# MATERIAL PROVIDED
==============================

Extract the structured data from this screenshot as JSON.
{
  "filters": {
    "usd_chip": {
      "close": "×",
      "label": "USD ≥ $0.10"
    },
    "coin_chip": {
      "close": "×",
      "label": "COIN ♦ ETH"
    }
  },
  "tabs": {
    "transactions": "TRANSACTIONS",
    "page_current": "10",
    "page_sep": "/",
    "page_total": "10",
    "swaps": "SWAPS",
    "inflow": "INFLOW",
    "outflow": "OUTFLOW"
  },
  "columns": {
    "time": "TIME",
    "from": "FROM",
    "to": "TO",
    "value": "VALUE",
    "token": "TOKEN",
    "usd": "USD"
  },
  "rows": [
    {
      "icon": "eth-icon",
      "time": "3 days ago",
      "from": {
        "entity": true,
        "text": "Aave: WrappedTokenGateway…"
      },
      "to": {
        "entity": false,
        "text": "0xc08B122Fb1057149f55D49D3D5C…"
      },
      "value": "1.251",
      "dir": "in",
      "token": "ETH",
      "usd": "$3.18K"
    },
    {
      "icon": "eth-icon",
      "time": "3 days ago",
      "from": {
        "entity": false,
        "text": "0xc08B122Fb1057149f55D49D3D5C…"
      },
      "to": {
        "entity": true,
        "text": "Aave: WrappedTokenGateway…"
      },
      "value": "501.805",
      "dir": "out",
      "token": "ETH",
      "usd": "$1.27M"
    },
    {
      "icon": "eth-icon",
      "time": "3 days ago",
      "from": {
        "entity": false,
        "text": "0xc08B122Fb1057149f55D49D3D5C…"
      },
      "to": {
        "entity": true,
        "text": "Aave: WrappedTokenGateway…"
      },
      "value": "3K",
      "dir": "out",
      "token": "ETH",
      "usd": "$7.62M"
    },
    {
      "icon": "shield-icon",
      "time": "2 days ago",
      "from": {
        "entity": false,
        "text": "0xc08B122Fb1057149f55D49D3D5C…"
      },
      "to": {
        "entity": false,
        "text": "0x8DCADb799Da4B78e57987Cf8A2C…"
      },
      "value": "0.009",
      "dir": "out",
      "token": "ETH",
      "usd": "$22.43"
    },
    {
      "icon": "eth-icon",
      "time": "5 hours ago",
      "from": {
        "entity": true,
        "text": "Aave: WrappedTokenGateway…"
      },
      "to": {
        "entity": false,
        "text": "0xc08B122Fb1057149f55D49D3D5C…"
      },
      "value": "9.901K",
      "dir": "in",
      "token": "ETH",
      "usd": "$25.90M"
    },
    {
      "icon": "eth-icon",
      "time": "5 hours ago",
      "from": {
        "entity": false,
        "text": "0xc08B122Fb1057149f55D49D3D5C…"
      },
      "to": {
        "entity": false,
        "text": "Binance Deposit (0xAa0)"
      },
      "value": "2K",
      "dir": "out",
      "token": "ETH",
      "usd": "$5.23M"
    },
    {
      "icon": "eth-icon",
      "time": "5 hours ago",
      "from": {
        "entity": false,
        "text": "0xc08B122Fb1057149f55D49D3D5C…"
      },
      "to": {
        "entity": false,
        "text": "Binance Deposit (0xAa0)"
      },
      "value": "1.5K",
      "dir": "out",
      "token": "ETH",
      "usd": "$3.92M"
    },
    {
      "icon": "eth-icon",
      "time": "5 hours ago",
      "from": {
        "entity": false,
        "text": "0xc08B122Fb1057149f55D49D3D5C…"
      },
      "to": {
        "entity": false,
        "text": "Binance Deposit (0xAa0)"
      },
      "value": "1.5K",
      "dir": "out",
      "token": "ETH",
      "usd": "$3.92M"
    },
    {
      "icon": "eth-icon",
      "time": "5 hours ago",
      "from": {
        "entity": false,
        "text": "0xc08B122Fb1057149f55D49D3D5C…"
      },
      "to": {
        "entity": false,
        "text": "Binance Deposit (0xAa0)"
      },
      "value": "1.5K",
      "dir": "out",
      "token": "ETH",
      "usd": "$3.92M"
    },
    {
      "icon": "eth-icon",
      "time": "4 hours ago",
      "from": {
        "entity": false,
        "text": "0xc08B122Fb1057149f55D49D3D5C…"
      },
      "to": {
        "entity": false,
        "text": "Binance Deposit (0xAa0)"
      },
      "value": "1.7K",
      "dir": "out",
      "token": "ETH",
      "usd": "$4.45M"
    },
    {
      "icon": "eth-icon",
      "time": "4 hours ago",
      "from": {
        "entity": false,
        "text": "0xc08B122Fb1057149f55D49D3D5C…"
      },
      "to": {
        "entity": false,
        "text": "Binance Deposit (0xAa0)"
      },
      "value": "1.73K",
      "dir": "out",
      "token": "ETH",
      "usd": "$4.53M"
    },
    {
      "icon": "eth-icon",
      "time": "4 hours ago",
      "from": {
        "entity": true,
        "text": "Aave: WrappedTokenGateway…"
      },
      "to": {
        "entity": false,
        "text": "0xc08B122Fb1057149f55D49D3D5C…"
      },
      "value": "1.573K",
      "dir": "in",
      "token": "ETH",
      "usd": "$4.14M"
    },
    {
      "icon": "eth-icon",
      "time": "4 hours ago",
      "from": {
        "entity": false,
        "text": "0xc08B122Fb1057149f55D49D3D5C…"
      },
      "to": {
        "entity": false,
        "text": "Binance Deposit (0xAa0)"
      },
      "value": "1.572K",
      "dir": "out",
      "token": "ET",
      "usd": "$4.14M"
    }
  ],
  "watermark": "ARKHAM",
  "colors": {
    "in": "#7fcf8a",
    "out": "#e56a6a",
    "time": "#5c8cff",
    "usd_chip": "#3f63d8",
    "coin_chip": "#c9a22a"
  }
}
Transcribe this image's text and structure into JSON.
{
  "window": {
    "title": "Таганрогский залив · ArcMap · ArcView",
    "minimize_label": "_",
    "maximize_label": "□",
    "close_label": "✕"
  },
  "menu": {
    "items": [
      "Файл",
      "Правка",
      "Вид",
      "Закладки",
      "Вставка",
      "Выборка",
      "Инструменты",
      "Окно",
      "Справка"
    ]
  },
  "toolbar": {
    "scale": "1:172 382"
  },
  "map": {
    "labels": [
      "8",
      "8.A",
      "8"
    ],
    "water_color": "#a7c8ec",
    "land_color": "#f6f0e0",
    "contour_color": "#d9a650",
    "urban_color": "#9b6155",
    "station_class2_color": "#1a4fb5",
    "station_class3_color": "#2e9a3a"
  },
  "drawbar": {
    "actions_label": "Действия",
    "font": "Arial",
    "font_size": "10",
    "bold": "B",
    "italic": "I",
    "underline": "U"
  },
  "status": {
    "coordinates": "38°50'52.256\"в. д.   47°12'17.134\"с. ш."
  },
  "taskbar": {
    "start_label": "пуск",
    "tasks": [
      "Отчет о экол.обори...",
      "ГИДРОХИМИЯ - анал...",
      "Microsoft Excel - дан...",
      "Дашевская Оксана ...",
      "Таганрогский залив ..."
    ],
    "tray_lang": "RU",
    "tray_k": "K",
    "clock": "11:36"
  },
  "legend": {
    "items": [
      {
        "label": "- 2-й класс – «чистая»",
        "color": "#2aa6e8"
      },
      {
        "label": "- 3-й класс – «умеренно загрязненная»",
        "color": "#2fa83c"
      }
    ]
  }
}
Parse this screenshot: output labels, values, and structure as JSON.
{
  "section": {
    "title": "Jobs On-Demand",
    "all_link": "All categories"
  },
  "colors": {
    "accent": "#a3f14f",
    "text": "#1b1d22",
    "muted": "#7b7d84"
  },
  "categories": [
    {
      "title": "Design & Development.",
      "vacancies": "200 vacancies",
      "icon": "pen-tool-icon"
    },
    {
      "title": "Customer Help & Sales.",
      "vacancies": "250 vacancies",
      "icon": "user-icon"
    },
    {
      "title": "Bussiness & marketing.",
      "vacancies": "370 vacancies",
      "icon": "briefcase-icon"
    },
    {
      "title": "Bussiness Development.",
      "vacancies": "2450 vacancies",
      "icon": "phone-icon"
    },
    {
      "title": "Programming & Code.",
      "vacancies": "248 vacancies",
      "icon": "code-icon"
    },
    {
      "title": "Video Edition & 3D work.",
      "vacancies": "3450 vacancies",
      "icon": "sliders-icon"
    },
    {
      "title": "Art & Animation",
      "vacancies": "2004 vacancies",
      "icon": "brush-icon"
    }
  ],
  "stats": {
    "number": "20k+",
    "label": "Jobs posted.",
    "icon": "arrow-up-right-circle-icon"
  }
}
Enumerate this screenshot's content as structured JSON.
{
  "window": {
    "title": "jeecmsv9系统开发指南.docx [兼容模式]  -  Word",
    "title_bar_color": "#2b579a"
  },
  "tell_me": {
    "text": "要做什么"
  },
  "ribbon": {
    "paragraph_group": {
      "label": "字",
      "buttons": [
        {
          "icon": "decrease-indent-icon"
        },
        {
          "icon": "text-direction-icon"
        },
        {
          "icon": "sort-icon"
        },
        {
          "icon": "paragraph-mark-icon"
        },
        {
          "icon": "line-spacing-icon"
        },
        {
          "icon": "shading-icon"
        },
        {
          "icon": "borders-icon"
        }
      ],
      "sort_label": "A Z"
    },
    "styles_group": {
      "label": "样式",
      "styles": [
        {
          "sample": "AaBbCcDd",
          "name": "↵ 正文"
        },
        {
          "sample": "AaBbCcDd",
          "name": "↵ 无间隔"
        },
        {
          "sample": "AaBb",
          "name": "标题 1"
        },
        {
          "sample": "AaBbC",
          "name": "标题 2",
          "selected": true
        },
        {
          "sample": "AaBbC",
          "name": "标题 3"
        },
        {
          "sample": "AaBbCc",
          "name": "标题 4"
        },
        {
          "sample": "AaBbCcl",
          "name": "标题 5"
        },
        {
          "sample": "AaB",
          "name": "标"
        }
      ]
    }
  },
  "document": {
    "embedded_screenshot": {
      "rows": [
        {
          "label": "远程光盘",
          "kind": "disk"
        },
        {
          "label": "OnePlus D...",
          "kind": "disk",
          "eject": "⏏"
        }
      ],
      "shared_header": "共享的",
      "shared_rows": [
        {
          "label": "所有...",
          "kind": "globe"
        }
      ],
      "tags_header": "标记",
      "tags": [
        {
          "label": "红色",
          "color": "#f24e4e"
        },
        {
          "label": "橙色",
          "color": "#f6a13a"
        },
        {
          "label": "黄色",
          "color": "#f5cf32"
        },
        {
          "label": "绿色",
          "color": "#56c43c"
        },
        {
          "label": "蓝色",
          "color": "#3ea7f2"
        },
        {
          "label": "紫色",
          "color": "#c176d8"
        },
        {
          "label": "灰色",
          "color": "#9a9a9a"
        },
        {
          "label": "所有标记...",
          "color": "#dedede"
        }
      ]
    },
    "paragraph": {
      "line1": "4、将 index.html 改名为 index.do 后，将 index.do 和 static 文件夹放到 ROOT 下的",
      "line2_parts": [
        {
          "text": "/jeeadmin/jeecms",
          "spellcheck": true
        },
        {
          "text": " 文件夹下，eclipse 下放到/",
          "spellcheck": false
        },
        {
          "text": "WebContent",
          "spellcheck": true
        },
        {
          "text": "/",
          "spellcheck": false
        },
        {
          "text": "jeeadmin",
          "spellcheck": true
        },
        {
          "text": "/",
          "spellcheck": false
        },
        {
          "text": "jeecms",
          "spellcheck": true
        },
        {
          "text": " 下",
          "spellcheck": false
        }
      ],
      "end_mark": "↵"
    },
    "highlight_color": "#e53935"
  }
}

==============================

# EXERCISE AIM
Copy every line above that includes the string "Таганрогский".

# ANSWER TO THE TASK
    "title": "Таганрогский залив · ArcMap · ArcView",
      "Таганрогский залив ..."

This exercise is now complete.